Data for processing>
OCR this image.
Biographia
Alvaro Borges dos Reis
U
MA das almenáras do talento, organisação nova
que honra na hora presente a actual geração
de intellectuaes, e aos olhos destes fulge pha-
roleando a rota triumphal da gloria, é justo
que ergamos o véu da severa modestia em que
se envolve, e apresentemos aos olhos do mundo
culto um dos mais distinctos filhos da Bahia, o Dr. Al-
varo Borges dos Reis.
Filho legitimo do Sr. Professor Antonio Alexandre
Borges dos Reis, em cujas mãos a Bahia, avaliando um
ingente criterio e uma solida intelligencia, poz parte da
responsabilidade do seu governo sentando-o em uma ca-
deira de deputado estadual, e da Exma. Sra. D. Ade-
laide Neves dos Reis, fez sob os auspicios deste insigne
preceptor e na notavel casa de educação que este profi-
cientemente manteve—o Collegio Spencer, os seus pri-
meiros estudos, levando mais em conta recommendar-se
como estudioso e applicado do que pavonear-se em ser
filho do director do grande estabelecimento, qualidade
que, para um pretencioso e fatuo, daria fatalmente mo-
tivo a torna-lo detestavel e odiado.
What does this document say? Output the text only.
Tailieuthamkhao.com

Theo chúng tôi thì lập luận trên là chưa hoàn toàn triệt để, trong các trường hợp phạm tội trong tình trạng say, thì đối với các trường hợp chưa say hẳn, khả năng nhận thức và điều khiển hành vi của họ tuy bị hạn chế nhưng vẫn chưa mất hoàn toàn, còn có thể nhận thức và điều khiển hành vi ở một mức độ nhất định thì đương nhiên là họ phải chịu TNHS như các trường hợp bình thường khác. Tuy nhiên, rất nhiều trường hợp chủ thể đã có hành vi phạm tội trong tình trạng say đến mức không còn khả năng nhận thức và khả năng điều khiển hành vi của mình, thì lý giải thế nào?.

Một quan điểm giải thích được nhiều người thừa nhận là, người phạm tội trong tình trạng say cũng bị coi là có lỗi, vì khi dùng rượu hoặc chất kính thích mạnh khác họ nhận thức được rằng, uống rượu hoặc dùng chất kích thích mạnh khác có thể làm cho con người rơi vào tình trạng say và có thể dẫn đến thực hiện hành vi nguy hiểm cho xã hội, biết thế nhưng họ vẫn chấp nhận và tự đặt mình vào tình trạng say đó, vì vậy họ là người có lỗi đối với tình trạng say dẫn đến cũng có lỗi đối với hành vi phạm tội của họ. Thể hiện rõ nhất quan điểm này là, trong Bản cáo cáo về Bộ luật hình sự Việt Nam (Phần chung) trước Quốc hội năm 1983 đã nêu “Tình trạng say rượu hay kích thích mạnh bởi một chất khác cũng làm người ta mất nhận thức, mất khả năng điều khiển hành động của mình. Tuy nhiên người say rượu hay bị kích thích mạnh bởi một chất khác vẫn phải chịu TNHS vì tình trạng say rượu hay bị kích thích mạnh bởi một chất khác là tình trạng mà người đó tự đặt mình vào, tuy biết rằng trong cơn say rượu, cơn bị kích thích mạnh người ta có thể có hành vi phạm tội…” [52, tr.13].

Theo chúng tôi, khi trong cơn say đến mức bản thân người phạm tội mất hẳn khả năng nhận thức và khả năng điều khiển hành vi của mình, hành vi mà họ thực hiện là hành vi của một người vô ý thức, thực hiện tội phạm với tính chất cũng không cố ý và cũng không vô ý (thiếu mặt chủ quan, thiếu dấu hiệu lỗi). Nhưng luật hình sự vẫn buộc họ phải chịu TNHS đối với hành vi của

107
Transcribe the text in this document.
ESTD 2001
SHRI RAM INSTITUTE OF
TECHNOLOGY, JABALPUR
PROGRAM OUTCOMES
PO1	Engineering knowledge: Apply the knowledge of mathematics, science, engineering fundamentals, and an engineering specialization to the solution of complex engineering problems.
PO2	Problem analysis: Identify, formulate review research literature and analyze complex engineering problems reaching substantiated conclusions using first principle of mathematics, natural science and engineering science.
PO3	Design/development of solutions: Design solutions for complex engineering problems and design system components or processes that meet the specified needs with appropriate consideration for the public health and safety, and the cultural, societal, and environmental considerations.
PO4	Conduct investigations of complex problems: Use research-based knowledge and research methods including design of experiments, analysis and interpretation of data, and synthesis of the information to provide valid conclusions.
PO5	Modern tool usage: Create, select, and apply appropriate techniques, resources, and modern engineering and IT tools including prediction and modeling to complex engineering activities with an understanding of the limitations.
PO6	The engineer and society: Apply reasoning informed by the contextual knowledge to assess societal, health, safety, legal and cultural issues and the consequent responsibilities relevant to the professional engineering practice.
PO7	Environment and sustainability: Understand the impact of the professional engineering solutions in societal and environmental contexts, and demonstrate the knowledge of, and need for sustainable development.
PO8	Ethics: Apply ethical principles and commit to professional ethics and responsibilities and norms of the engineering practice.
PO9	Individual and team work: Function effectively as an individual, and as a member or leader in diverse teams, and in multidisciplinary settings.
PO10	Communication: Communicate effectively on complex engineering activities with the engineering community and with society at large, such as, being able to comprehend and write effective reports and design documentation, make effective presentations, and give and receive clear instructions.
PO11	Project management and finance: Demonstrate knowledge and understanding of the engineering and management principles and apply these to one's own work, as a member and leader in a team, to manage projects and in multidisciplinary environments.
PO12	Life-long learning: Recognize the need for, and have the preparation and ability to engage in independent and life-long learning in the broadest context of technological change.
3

Objective> Look through the records and gather every line containing "responsibilities".

Correct result>
PO6	The engineer and society: Apply reasoning informed by the contextual knowledge to assess societal, health, safety, legal and cultural issues and the consequent responsibilities relevant to the professional engineering practice.
PO8	Ethics: Apply ethical principles and commit to professional ethics and responsibilities and norms of the engineering practice.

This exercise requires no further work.